● Problem statement
Write out every line of the rows below, from the first line down through the line containing "cart-base-rail [426, 506, 642, 521]", as a JSON list of strings with one string per line. Leave out any blank lines.
===============
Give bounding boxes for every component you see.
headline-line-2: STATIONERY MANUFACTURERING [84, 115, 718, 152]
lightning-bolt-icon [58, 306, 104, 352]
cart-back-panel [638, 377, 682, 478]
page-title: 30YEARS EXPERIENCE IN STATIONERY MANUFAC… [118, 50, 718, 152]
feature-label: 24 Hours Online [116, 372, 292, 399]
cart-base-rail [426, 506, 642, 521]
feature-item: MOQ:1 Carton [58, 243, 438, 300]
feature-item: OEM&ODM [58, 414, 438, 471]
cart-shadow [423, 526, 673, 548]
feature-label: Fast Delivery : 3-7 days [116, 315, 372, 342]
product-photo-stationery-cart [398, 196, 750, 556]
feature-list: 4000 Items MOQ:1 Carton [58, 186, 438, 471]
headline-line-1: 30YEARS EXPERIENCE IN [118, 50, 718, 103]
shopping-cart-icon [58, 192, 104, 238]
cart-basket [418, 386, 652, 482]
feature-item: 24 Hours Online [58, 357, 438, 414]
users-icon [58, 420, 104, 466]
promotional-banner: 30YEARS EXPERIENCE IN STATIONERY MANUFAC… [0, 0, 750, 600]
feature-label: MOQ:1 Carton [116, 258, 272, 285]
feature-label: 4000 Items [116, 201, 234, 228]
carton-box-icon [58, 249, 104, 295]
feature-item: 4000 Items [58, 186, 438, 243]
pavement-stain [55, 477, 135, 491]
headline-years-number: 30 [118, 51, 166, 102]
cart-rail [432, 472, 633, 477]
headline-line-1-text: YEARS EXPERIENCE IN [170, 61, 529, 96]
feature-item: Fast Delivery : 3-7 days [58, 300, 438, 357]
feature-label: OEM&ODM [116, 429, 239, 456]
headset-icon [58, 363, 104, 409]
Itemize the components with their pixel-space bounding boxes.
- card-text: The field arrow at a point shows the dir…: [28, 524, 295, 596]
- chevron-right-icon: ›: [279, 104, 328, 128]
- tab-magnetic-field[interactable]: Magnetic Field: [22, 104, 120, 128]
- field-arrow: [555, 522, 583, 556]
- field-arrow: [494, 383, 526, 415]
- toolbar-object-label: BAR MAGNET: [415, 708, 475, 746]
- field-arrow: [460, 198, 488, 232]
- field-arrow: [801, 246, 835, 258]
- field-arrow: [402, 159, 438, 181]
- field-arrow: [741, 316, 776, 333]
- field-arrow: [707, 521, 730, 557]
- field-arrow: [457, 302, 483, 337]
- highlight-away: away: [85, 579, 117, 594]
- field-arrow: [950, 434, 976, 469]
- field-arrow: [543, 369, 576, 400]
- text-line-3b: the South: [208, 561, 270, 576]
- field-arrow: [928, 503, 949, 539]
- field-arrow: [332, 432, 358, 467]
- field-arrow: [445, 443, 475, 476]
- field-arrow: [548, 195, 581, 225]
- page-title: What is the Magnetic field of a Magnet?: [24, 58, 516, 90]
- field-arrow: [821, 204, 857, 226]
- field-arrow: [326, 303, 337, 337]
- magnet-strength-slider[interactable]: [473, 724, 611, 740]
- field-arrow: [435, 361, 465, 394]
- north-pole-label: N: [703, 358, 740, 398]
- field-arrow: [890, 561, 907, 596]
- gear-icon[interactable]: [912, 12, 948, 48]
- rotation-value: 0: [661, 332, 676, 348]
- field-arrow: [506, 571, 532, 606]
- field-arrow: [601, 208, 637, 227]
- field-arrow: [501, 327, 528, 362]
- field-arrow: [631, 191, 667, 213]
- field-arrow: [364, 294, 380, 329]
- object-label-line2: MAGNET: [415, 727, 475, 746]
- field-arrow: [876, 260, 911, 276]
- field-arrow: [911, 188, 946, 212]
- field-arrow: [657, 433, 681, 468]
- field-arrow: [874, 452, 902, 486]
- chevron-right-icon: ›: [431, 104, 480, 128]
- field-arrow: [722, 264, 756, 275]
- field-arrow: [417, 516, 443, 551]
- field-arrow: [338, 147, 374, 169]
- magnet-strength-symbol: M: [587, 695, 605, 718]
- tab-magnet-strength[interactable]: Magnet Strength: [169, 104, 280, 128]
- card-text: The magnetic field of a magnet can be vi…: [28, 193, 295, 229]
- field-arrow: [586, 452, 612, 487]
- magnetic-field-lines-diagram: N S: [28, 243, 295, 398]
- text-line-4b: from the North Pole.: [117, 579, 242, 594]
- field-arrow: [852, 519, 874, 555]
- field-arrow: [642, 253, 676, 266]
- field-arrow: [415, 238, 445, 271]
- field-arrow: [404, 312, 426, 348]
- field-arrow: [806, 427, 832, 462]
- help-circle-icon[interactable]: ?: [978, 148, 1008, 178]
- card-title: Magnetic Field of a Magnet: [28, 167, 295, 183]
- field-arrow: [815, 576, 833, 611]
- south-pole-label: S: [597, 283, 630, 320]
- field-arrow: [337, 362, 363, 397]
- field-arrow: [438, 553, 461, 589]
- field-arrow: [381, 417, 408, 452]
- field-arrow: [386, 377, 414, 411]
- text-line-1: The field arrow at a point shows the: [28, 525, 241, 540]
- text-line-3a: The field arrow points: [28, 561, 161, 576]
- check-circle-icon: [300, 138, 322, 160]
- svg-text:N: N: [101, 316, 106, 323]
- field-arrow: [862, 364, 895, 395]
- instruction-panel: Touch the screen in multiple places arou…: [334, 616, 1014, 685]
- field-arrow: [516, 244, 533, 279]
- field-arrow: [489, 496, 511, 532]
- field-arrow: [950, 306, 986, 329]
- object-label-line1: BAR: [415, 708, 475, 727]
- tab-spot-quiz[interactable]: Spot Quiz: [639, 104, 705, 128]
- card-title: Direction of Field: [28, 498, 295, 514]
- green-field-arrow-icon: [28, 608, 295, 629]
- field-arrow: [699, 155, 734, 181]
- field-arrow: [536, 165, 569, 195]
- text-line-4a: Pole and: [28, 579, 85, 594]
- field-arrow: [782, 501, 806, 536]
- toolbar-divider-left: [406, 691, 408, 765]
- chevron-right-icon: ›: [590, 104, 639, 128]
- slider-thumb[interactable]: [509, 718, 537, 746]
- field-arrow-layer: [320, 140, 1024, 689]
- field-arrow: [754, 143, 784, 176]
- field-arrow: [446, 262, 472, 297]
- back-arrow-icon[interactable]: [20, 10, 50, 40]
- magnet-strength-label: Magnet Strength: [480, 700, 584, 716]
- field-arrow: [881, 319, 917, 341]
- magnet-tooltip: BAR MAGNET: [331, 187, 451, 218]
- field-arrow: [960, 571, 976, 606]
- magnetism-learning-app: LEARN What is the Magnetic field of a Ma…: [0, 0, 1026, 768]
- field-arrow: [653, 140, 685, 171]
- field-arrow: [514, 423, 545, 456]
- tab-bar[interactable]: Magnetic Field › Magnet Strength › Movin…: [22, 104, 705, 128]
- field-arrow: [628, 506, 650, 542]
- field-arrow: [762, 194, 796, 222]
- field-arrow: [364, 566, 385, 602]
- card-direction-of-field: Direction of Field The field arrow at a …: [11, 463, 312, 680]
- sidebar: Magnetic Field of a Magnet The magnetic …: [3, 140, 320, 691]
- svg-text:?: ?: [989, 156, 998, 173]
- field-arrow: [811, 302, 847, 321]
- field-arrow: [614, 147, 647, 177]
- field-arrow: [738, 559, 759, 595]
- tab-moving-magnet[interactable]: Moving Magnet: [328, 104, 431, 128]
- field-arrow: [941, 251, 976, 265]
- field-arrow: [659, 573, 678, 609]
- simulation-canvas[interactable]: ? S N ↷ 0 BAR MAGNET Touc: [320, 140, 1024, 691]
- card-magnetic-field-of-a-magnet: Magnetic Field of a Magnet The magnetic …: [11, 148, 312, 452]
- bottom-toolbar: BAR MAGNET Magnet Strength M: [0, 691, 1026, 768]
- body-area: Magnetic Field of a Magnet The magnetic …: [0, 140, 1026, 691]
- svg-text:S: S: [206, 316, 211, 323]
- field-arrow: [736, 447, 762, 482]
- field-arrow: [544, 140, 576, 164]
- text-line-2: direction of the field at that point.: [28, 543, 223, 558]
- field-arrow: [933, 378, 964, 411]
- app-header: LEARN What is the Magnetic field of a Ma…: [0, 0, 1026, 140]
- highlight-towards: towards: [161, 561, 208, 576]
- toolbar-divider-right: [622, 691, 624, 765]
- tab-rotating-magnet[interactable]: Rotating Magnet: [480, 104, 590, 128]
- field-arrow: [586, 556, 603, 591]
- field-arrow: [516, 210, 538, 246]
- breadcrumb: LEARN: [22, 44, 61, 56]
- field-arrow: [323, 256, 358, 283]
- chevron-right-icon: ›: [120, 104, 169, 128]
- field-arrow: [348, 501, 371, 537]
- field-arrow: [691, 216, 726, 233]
===============
● Worked answer
[
  "Give bounding boxes for every component you see.",
  "headline-line-2: STATIONERY MANUFACTURERING [84, 115, 718, 152]",
  "lightning-bolt-icon [58, 306, 104, 352]",
  "cart-back-panel [638, 377, 682, 478]",
  "page-title: 30YEARS EXPERIENCE IN STATIONERY MANUFAC… [118, 50, 718, 152]",
  "feature-label: 24 Hours Online [116, 372, 292, 399]",
  "cart-base-rail [426, 506, 642, 521]"
]